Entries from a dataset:
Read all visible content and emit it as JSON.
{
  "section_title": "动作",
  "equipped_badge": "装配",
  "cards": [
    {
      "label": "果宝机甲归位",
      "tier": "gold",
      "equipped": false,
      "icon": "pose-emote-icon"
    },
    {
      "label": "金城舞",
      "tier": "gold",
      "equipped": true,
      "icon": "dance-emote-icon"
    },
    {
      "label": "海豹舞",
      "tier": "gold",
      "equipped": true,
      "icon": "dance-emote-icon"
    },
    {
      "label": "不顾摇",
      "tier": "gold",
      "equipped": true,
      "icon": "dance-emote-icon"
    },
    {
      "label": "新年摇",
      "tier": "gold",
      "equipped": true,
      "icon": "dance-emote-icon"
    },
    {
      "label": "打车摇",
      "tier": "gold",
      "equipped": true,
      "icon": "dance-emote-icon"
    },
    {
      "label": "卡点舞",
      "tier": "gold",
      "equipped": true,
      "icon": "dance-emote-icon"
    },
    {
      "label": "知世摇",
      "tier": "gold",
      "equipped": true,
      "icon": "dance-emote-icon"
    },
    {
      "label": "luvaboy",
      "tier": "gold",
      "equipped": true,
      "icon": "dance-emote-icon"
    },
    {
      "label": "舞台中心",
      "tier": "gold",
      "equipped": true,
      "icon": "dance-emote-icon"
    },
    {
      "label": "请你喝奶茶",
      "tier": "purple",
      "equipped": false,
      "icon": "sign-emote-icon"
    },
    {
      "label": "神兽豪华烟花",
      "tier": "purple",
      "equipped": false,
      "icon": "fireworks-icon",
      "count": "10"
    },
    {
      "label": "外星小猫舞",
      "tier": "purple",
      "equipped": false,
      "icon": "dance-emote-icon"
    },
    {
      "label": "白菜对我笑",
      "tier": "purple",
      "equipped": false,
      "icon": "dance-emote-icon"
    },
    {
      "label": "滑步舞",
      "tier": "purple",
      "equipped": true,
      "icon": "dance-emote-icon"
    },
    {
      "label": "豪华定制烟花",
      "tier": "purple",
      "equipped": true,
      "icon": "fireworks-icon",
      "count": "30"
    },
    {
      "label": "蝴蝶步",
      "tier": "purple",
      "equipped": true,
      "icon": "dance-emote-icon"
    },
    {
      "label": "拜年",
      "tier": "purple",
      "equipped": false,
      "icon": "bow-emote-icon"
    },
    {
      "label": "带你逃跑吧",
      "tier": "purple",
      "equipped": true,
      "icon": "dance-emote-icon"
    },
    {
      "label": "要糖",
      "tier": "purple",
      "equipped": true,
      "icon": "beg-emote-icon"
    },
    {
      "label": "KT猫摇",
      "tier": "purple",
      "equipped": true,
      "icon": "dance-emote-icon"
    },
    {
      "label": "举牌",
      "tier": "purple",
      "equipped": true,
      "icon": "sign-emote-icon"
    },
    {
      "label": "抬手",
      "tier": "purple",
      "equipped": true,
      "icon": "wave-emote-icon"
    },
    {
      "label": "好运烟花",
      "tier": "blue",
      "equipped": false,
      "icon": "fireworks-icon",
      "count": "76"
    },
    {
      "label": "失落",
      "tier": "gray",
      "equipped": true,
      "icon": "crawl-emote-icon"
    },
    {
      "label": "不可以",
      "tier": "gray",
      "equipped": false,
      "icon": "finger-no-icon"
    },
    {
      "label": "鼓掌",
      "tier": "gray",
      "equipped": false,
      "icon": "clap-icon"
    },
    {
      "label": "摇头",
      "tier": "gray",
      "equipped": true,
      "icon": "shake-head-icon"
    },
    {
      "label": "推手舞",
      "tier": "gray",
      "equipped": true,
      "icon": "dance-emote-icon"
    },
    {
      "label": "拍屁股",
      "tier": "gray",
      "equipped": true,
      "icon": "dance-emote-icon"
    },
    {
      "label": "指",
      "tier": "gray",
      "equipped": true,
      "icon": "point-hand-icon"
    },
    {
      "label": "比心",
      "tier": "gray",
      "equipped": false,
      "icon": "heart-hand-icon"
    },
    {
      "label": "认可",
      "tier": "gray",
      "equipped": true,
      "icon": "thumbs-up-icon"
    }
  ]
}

Task | Write out all records exactly, keeping every detail.

Task output |
Read all visible content and emit it as JSON.
{
  "section_title": "动作",
  "equipped_badge": "装配",
  "cards": [
    {
      "label": "果宝机甲归位",
      "tier": "gold",
      "equipped": false,
      "icon": "pose-emote-icon"
    },
    {
      "label": "金城舞",
      "tier": "gold",
      "equipped": true,
      "icon": "dance-emote-icon"
    },
    {
      "label": "海豹舞",
      "tier": "gold",
      "equipped": true,
      "icon": "dance-emote-icon"
    },
    {
      "label": "不顾摇",
      "tier": "gold",
      "equipped": true,
      "icon": "dance-emote-icon"
    },
    {
      "label": "新年摇",
      "tier": "gold",
      "equipped": true,
      "icon": "dance-emote-icon"
    },
    {
      "label": "打车摇",
      "tier": "gold",
      "equipped": true,
      "icon": "dance-emote-icon"
    },
    {
      "label": "卡点舞",
      "tier": "gold",
      "equipped": true,
      "icon": "dance-emote-icon"
    },
    {
      "label": "知世摇",
      "tier": "gold",
      "equipped": true,
      "icon": "dance-emote-icon"
    },
    {
      "label": "luvaboy",
      "tier": "gold",
      "equipped": true,
      "icon": "dance-emote-icon"
    },
    {
      "label": "舞台中心",
      "tier": "gold",
      "equipped": true,
      "icon": "dance-emote-icon"
    },
    {
      "label": "请你喝奶茶",
      "tier": "purple",
      "equipped": false,
      "icon": "sign-emote-icon"
    },
    {
      "label": "神兽豪华烟花",
      "tier": "purple",
      "equipped": false,
      "icon": "fireworks-icon",
      "count": "10"
    },
    {
      "label": "外星小猫舞",
      "tier": "purple",
      "equipped": false,
      "icon": "dance-emote-icon"
    },
    {
      "label": "白菜对我笑",
      "tier": "purple",
      "equipped": false,
      "icon": "dance-emote-icon"
    },
    {
      "label": "滑步舞",
      "tier": "purple",
      "equipped": true,
      "icon": "dance-emote-icon"
    },
    {
      "label": "豪华定制烟花",
      "tier": "purple",
      "equipped": true,
      "icon": "fireworks-icon",
      "count": "30"
    },
    {
      "label": "蝴蝶步",
      "tier": "purple",
      "equipped": true,
      "icon": "dance-emote-icon"
    },
    {
      "label": "拜年",
      "tier": "purple",
      "equipped": false,
      "icon": "bow-emote-icon"
    },
    {
      "label": "带你逃跑吧",
      "tier": "purple",
      "equipped": true,
      "icon": "dance-emote-icon"
    },
    {
      "label": "要糖",
      "tier": "purple",
      "equipped": true,
      "icon": "beg-emote-icon"
    },
    {
      "label": "KT猫摇",
      "tier": "purple",
      "equipped": true,
      "icon": "dance-emote-icon"
    },
    {
      "label": "举牌",
      "tier": "purple",
      "equipped": true,
      "icon": "sign-emote-icon"
    },
    {
      "label": "抬手",
      "tier": "purple",
      "equipped": true,
      "icon": "wave-emote-icon"
    },
    {
      "label": "好运烟花",
      "tier": "blue",
      "equipped": false,
      "icon": "fireworks-icon",
      "count": "76"
    },
    {
      "label": "失落",
      "tier": "gray",
      "equipped": true,
      "icon": "crawl-emote-icon"
    },
    {
      "label": "不可以",
      "tier": "gray",
      "equipped": false,
      "icon": "finger-no-icon"
    },
    {
      "label": "鼓掌",
      "tier": "gray",
      "equipped": false,
      "icon": "clap-icon"
    },
    {
      "label": "摇头",
      "tier": "gray",
      "equipped": true,
      "icon": "shake-head-icon"
    },
    {
      "label": "推手舞",
      "tier": "gray",
      "equipped": true,
      "icon": "dance-emote-icon"
    },
    {
      "label": "拍屁股",
      "tier": "gray",
      "equipped": true,
      "icon": "dance-emote-icon"
    },
    {
      "label": "指",
      "tier": "gray",
      "equipped": true,
      "icon": "point-hand-icon"
    },
    {
      "label": "比心",
      "tier": "gray",
      "equipped": false,
      "icon": "heart-hand-icon"
    },
    {
      "label": "认可",
      "tier": "gray",
      "equipped": true,
      "icon": "thumbs-up-icon"
    }
  ]
}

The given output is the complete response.